GOAL OF THE EXERCISE:
The data below should be restated word for word, with every picture omitted.

INPUT:
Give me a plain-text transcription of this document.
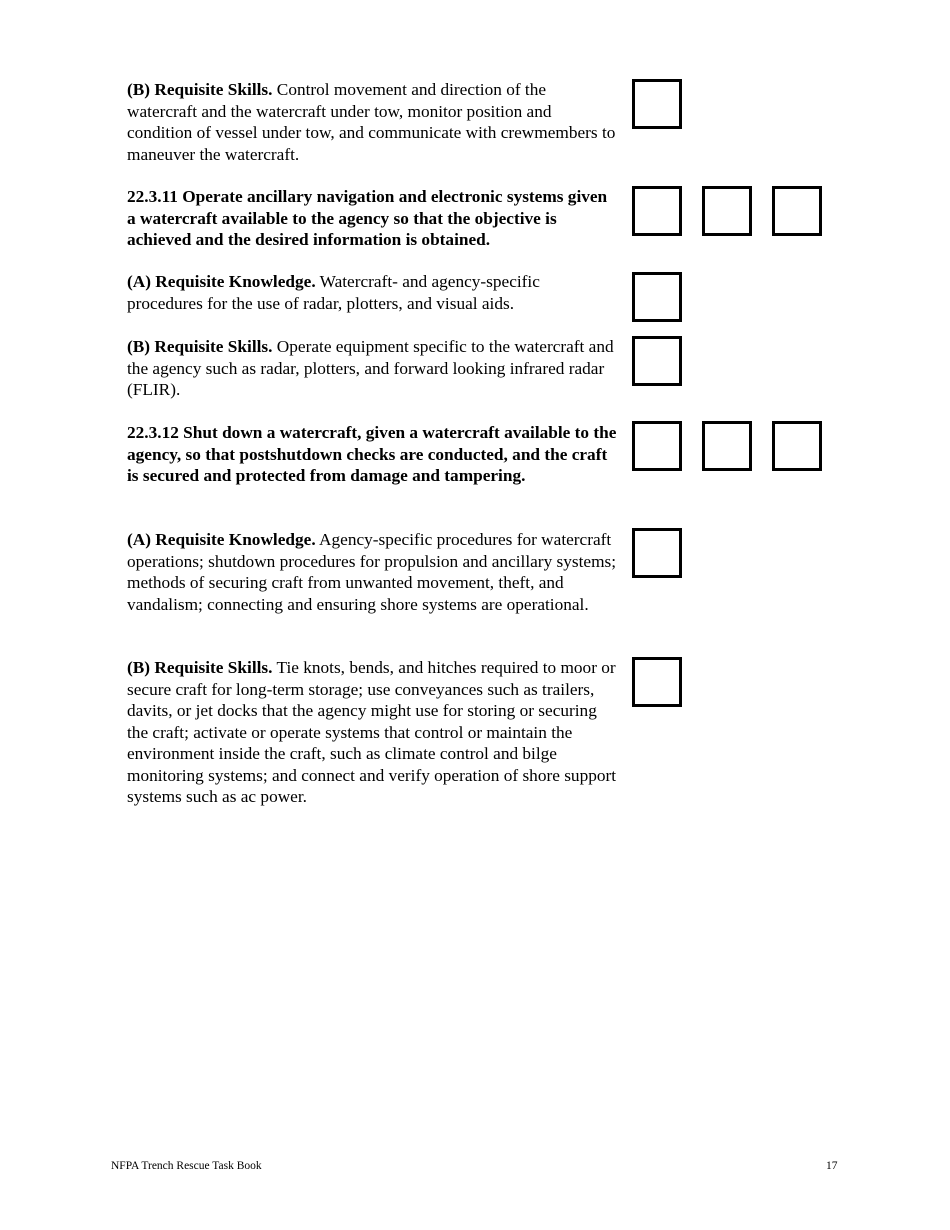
(B) Requisite Skills. Control movement and direction of the watercraft and the watercraft under tow, monitor position and condition of vessel under tow, and communicate with crewmembers to maneuver the watercraft.
22.3.11 Operate ancillary navigation and electronic systems given a watercraft available to the agency so that the objective is achieved and the desired information is obtained.
(A) Requisite Knowledge. Watercraft- and agency-specific procedures for the use of radar, plotters, and visual aids.
(B) Requisite Skills. Operate equipment specific to the watercraft and the agency such as radar, plotters, and forward looking infrared radar (FLIR).
22.3.12 Shut down a watercraft, given a watercraft available to the agency, so that postshutdown checks are conducted, and the craft is secured and protected from damage and tampering.
(A) Requisite Knowledge. Agency-specific procedures for watercraft operations; shutdown procedures for propulsion and ancillary systems; methods of securing craft from unwanted movement, theft, and vandalism; connecting and ensuring shore systems are operational.
(B) Requisite Skills. Tie knots, bends, and hitches required to moor or secure craft for long-term storage; use conveyances such as trailers, davits, or jet docks that the agency might use for storing or securing the craft; activate or operate systems that control or maintain the environment inside the craft, such as climate control and bilge monitoring systems; and connect and verify operation of shore support systems such as ac power.
NFPA Trench Rescue Task Book	17
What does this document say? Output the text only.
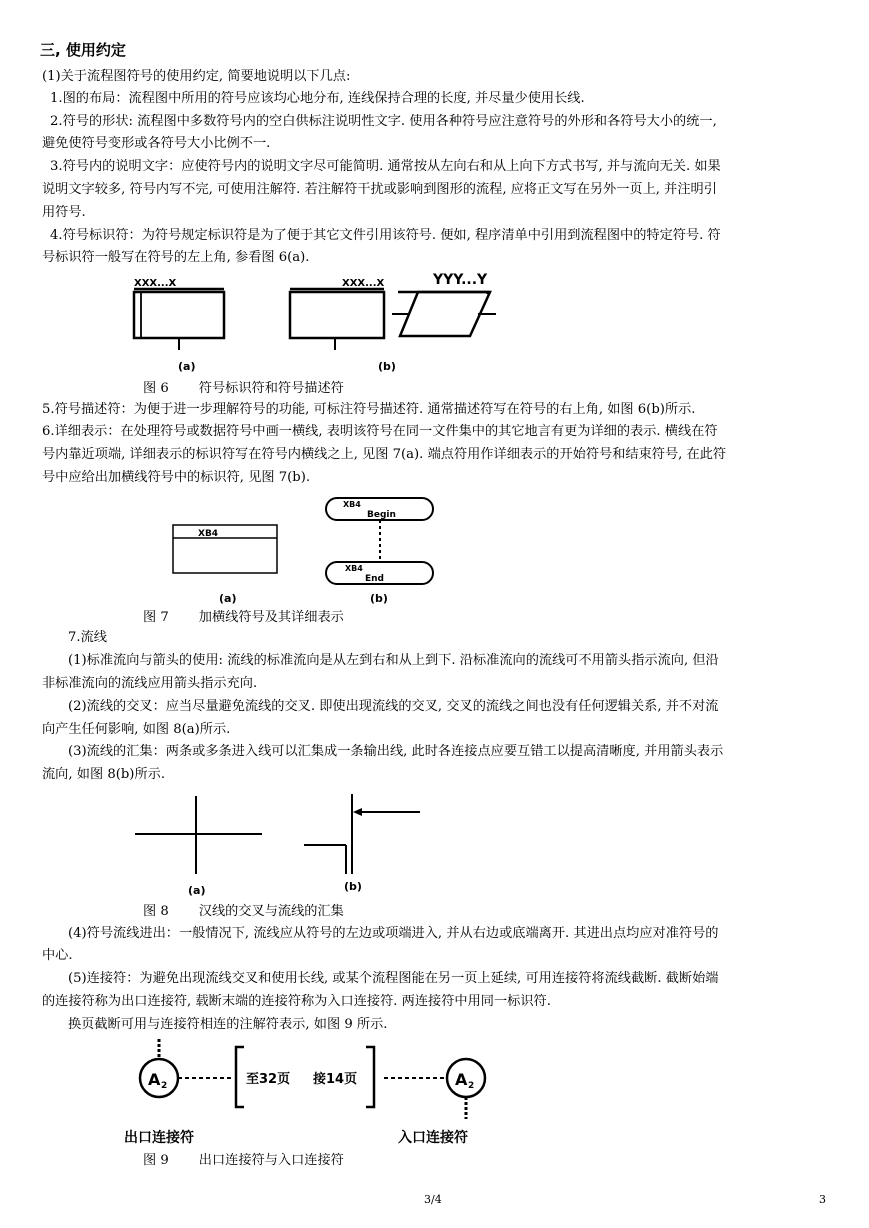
三, 使用约定
(1)关于流程图符号的使用约定, 简要地说明以下几点:
1.图的布局：流程图中所用的符号应该均心地分布, 连线保持合理的长度, 并尽量少使用长线.
2.符号的形状: 流程图中多数符号内的空白供标注说明性文字. 使用各种符号应注意符号的外形和各符号大小的统一,
避免使符号变形或各符号大小比例不一.
3.符号内的说明文字：应使符号内的说明文字尽可能简明. 通常按从左向右和从上向下方式书写, 并与流向无关. 如果
说明文字较多, 符号内写不完, 可使用注解符. 若注解符干扰或影响到图形的流程, 应将正文写在另外一页上, 并注明引
用符号.
4.符号标识符：为符号规定标识符是为了便于其它文件引用该符号. 便如, 程序清单中引用到流程图中的特定符号. 符
号标识符一般写在符号的左上角, 参看图 6(a).
XXX...X
(a)
XXX...X
(b)
YYY...Y
图 6 符号标识符和符号描述符
5.符号描述符：为便于进一步理解符号的功能, 可标注符号描述符. 通常描述符写在符号的右上角, 如图 6(b)所示.
6.详细表示：在处理符号或数据符号中画一横线, 表明该符号在同一文件集中的其它地言有更为详细的表示. 横线在符
号内靠近项端, 详细表示的标识符写在符号内横线之上, 见图 7(a). 端点符用作详细表示的开始符号和结束符号, 在此符
号中应给出加横线符号中的标识符, 见图 7(b).
XB4
(a)
XB4
Begin
XB4
End
(b)
图 7 加横线符号及其详细表示
7.流线
(1)标准流向与箭头的使用: 流线的标准流向是从左到右和从上到下. 沿标准流向的流线可不用箭头指示流向, 但沿
非标准流向的流线应用箭头指示充向.
(2)流线的交叉：应当尽量避免流线的交叉. 即使出现流线的交叉, 交叉的流线之间也没有任何逻辑关系, 并不对流
向产生任何影响, 如图 8(a)所示.
(3)流线的汇集：两条或多条进入线可以汇集成一条输出线, 此时各连接点应要互错工以提高清晰度, 并用箭头表示
流向, 如图 8(b)所示.
(a)	(b)
图 8 汉线的交叉与流线的汇集
(4)符号流线进出：一般情况下, 流线应从符号的左边或项端进入, 并从右边或底端离开. 其进出点均应对准符号的
中心.
(5)连接符：为避免出现流线交叉和使用长线, 或某个流程图能在另一页上延续, 可用连接符将流线截断. 截断始端
的连接符称为出口连接符, 载断末端的连接符称为入口连接符. 两连接符中用同一标识符.
换页截断可用与连接符相连的注解符表示, 如图 9 所示.
A 2	至32页 接14页	A 2
出口连接符	入口连接符
图 9 出口连接符与入口连接符
3/4	3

SOLVED EXERCISE:
Give me a plain-text transcription of this document.
(B) Requisite Skills. Control movement and direction of the watercraft and the watercraft under tow, monitor position and condition of vessel under tow, and communicate with crewmembers to maneuver the watercraft.
22.3.11 Operate ancillary navigation and electronic systems given a watercraft available to the agency so that the objective is achieved and the desired information is obtained.
(A) Requisite Knowledge. Watercraft- and agency-specific procedures for the use of radar, plotters, and visual aids.
(B) Requisite Skills. Operate equipment specific to the watercraft and the agency such as radar, plotters, and forward looking infrared radar (FLIR).
22.3.12 Shut down a watercraft, given a watercraft available to the agency, so that postshutdown checks are conducted, and the craft is secured and protected from damage and tampering.
(A) Requisite Knowledge. Agency-specific procedures for watercraft operations; shutdown procedures for propulsion and ancillary systems; methods of securing craft from unwanted movement, theft, and vandalism; connecting and ensuring shore systems are operational.
(B) Requisite Skills. Tie knots, bends, and hitches required to moor or secure craft for long-term storage; use conveyances such as trailers, davits, or jet docks that the agency might use for storing or securing the craft; activate or operate systems that control or maintain the environment inside the craft, such as climate control and bilge monitoring systems; and connect and verify operation of shore support systems such as ac power.
NFPA Trench Rescue Task Book	17
What does this document say? Output the text only.
三, 使用约定
(1)关于流程图符号的使用约定, 简要地说明以下几点:
1.图的布局：流程图中所用的符号应该均心地分布, 连线保持合理的长度, 并尽量少使用长线.
2.符号的形状: 流程图中多数符号内的空白供标注说明性文字. 使用各种符号应注意符号的外形和各符号大小的统一,
避免使符号变形或各符号大小比例不一.
3.符号内的说明文字：应使符号内的说明文字尽可能简明. 通常按从左向右和从上向下方式书写, 并与流向无关. 如果
说明文字较多, 符号内写不完, 可使用注解符. 若注解符干扰或影响到图形的流程, 应将正文写在另外一页上, 并注明引
用符号.
4.符号标识符：为符号规定标识符是为了便于其它文件引用该符号. 便如, 程序清单中引用到流程图中的特定符号. 符
号标识符一般写在符号的左上角, 参看图 6(a).
XXX...X
(a)
XXX...X
(b)
YYY...Y
图 6 符号标识符和符号描述符
5.符号描述符：为便于进一步理解符号的功能, 可标注符号描述符. 通常描述符写在符号的右上角, 如图 6(b)所示.
6.详细表示：在处理符号或数据符号中画一横线, 表明该符号在同一文件集中的其它地言有更为详细的表示. 横线在符
号内靠近项端, 详细表示的标识符写在符号内横线之上, 见图 7(a). 端点符用作详细表示的开始符号和结束符号, 在此符
号中应给出加横线符号中的标识符, 见图 7(b).
XB4
(a)
XB4
Begin
XB4
End
(b)
图 7 加横线符号及其详细表示
7.流线
(1)标准流向与箭头的使用: 流线的标准流向是从左到右和从上到下. 沿标准流向的流线可不用箭头指示流向, 但沿
非标准流向的流线应用箭头指示充向.
(2)流线的交叉：应当尽量避免流线的交叉. 即使出现流线的交叉, 交叉的流线之间也没有任何逻辑关系, 并不对流
向产生任何影响, 如图 8(a)所示.
(3)流线的汇集：两条或多条进入线可以汇集成一条输出线, 此时各连接点应要互错工以提高清晰度, 并用箭头表示
流向, 如图 8(b)所示.
(a)	(b)
图 8 汉线的交叉与流线的汇集
(4)符号流线进出：一般情况下, 流线应从符号的左边或项端进入, 并从右边或底端离开. 其进出点均应对准符号的
中心.
(5)连接符：为避免出现流线交叉和使用长线, 或某个流程图能在另一页上延续, 可用连接符将流线截断. 截断始端
的连接符称为出口连接符, 载断末端的连接符称为入口连接符. 两连接符中用同一标识符.
换页截断可用与连接符相连的注解符表示, 如图 9 所示.
A 2	至32页 接14页	A 2
出口连接符	入口连接符
图 9 出口连接符与入口连接符
3/4	3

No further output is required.